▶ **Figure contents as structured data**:
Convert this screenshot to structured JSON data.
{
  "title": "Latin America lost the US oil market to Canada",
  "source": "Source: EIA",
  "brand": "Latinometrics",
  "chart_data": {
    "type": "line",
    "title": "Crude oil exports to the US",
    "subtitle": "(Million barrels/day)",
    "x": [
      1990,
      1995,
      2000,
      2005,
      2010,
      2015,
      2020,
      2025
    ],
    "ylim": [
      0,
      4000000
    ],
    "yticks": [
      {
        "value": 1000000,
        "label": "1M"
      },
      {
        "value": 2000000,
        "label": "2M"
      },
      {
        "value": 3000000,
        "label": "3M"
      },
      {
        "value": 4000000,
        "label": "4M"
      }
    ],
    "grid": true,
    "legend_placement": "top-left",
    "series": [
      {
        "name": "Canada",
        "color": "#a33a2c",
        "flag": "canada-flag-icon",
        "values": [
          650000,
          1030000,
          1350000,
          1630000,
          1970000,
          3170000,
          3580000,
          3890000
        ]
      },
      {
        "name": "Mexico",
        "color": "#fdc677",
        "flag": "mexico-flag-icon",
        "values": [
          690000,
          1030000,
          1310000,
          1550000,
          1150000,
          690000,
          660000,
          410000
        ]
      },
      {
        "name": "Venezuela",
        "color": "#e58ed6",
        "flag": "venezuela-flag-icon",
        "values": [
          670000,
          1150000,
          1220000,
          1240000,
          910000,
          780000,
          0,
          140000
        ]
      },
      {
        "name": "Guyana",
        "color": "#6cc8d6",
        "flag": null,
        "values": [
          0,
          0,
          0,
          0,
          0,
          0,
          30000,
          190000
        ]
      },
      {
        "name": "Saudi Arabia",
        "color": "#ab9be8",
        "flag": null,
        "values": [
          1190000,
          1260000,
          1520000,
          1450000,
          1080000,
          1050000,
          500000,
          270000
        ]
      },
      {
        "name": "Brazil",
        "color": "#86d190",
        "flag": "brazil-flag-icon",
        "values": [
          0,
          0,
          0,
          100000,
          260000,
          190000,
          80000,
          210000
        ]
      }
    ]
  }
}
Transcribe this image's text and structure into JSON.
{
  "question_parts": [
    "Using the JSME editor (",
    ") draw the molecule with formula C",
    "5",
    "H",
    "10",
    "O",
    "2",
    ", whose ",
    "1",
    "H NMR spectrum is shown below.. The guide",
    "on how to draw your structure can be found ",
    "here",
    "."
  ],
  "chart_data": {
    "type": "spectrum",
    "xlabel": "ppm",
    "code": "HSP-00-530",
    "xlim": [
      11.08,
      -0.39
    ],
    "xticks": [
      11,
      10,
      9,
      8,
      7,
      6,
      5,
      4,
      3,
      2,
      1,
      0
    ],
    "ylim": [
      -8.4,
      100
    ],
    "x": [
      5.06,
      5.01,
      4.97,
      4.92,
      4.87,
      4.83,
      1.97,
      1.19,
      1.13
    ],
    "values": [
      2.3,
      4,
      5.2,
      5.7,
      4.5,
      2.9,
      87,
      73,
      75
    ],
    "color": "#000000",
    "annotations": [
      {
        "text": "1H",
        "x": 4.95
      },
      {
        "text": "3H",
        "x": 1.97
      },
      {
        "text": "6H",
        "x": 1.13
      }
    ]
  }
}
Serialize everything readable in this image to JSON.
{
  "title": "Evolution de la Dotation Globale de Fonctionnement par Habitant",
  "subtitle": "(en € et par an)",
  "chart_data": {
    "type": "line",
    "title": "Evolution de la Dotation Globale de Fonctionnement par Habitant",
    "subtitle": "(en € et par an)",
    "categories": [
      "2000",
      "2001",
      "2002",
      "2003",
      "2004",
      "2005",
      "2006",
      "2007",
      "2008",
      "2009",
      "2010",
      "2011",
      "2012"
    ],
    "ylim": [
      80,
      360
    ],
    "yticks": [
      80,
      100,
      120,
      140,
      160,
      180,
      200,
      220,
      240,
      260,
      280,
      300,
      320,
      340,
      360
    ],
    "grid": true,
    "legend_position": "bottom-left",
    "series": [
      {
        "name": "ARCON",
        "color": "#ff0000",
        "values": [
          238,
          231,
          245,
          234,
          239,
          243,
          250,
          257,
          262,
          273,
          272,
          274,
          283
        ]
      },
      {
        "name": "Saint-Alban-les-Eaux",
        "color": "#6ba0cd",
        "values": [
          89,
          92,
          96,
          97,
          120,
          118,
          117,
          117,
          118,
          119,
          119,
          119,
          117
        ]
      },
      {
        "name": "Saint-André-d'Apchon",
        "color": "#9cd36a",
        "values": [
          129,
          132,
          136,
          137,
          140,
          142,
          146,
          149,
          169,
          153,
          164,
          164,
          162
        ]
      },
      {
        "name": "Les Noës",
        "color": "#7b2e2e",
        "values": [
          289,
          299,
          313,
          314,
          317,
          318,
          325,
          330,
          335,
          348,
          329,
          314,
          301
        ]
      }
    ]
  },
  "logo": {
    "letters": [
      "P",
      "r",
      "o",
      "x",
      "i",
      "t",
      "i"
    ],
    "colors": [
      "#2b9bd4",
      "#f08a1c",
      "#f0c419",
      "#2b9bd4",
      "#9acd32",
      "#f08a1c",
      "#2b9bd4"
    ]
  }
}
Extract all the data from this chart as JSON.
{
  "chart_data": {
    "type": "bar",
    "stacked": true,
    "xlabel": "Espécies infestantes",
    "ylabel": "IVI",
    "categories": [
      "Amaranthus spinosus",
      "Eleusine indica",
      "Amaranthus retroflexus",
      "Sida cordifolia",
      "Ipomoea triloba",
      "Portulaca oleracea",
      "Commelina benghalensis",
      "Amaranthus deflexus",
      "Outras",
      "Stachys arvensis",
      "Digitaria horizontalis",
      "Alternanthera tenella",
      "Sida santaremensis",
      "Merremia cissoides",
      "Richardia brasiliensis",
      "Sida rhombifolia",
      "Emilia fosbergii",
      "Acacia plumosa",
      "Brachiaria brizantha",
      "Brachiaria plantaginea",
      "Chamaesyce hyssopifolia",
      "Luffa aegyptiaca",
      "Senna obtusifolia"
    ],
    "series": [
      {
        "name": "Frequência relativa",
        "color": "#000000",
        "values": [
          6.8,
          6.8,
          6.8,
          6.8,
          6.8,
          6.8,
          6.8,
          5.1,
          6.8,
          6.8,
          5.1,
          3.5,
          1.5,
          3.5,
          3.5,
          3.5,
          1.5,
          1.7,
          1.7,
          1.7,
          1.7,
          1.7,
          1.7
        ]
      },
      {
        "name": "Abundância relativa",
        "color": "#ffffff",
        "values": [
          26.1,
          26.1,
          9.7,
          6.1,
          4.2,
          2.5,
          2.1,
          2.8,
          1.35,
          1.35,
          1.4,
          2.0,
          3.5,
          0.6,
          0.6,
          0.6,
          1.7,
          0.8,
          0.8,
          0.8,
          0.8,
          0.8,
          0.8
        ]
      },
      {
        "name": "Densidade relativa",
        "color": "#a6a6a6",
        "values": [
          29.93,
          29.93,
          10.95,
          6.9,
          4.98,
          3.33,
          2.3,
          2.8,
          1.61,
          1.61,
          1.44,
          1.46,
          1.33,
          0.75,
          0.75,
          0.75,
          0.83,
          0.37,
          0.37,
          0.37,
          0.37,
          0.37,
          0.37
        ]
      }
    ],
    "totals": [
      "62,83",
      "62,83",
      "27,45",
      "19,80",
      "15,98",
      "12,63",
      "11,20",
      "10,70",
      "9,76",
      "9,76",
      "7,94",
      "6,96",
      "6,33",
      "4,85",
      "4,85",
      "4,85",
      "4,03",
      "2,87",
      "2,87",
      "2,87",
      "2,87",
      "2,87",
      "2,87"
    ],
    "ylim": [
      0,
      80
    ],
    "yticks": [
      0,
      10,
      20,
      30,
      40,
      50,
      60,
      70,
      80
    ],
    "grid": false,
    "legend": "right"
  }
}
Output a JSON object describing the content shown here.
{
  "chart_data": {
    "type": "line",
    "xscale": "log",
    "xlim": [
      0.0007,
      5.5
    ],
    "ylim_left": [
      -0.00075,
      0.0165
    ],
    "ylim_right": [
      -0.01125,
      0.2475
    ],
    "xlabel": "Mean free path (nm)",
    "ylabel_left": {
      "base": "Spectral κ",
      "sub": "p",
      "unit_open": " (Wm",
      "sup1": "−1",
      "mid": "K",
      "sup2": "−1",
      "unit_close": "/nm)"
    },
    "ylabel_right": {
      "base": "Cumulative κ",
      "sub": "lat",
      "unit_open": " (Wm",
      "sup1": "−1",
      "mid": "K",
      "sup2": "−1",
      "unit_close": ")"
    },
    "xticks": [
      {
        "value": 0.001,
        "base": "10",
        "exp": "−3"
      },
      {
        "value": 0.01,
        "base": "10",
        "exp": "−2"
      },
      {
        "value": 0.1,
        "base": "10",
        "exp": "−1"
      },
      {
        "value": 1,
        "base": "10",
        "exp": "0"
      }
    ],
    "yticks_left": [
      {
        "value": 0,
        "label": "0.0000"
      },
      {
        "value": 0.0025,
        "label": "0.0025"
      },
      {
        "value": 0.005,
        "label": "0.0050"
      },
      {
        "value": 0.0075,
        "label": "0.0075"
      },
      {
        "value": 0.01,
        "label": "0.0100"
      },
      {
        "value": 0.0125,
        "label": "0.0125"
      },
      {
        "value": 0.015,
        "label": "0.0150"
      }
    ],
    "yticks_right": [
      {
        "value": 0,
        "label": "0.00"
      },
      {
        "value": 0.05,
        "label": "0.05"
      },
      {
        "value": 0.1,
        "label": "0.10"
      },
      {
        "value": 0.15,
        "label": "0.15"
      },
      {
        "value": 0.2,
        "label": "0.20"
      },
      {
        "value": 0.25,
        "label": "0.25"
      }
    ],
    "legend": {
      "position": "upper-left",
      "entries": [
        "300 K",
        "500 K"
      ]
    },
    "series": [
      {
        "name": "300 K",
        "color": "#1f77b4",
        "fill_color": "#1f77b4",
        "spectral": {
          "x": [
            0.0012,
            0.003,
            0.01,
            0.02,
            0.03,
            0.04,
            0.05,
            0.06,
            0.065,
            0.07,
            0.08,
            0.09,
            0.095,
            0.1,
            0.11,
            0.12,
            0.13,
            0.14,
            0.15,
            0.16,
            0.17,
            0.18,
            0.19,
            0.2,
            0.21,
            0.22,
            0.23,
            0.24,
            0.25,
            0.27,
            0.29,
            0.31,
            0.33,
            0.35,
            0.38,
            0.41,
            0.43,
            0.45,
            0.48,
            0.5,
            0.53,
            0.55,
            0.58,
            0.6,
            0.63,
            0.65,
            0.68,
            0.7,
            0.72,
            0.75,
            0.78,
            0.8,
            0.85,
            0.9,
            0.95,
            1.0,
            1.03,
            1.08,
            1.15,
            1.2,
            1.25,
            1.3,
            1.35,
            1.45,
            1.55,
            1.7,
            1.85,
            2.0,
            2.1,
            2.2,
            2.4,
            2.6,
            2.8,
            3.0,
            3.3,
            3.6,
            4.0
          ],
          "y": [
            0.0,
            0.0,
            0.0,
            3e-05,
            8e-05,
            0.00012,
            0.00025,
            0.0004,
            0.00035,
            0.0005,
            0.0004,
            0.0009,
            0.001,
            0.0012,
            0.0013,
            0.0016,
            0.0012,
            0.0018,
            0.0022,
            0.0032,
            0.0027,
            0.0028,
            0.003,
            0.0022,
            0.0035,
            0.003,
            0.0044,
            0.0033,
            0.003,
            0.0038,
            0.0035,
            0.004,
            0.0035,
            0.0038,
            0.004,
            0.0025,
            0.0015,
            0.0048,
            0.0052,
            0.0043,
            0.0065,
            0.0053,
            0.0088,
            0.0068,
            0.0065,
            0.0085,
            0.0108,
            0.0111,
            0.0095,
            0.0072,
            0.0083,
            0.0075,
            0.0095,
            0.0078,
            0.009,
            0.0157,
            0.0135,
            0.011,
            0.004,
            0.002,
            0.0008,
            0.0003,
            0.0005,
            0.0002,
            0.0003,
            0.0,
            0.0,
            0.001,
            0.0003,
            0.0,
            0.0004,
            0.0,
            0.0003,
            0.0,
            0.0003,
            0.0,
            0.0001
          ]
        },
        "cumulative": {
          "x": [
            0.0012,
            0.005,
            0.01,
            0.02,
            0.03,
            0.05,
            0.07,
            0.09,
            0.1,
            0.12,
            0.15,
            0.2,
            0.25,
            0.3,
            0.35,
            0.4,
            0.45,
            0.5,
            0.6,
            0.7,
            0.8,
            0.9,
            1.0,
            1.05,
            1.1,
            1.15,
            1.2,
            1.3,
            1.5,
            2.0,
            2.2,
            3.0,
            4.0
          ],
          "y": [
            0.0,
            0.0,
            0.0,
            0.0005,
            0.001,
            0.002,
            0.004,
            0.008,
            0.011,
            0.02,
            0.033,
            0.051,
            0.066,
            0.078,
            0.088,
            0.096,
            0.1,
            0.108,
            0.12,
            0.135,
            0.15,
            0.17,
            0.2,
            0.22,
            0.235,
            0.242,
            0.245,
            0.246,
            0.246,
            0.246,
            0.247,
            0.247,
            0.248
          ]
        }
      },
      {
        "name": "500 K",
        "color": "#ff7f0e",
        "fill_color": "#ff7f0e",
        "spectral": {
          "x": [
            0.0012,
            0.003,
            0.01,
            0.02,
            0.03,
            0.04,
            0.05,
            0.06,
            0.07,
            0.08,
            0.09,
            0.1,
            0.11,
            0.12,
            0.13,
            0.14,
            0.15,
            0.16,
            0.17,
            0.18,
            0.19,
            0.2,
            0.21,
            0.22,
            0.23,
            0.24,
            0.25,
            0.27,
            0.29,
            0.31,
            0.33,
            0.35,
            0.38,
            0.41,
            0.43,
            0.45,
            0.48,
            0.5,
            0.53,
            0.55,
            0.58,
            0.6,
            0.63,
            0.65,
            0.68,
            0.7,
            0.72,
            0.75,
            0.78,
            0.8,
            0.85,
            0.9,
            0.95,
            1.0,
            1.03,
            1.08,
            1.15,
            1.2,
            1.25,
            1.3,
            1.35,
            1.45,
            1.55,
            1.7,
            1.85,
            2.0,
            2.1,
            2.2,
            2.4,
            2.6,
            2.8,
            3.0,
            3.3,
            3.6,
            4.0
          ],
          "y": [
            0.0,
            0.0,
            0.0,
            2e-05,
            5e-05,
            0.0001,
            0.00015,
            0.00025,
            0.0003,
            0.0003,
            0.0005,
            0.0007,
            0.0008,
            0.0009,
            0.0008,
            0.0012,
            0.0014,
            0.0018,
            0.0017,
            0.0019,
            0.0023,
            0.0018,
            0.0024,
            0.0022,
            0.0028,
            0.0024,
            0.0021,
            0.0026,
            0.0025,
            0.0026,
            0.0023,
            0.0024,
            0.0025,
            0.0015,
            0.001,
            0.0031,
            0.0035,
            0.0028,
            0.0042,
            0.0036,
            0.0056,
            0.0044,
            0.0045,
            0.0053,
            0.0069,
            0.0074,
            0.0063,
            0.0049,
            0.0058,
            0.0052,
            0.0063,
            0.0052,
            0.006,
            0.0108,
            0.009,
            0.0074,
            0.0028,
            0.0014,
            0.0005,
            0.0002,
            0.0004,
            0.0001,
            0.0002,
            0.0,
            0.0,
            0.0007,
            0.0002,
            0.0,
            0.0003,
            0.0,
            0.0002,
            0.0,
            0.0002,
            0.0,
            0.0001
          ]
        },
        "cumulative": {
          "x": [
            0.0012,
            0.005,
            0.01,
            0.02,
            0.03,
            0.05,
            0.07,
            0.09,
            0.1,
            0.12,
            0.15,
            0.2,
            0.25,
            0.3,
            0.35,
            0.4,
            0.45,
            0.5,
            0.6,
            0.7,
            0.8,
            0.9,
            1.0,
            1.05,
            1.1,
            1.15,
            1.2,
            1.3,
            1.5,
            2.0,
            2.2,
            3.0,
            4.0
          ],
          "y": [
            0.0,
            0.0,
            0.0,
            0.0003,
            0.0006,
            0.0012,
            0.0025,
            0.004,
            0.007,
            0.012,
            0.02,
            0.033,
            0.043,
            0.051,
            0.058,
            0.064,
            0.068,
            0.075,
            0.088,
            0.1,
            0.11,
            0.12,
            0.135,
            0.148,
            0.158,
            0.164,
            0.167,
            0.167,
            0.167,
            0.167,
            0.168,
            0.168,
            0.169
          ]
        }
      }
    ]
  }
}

▶ **Your goal**:
Identify every line where the string "text" appears.

▶ **Finished answer**:
Transcribe this image's text and structure into JSON.
        "text": "1H",
        "text": "3H",
        "text": "6H",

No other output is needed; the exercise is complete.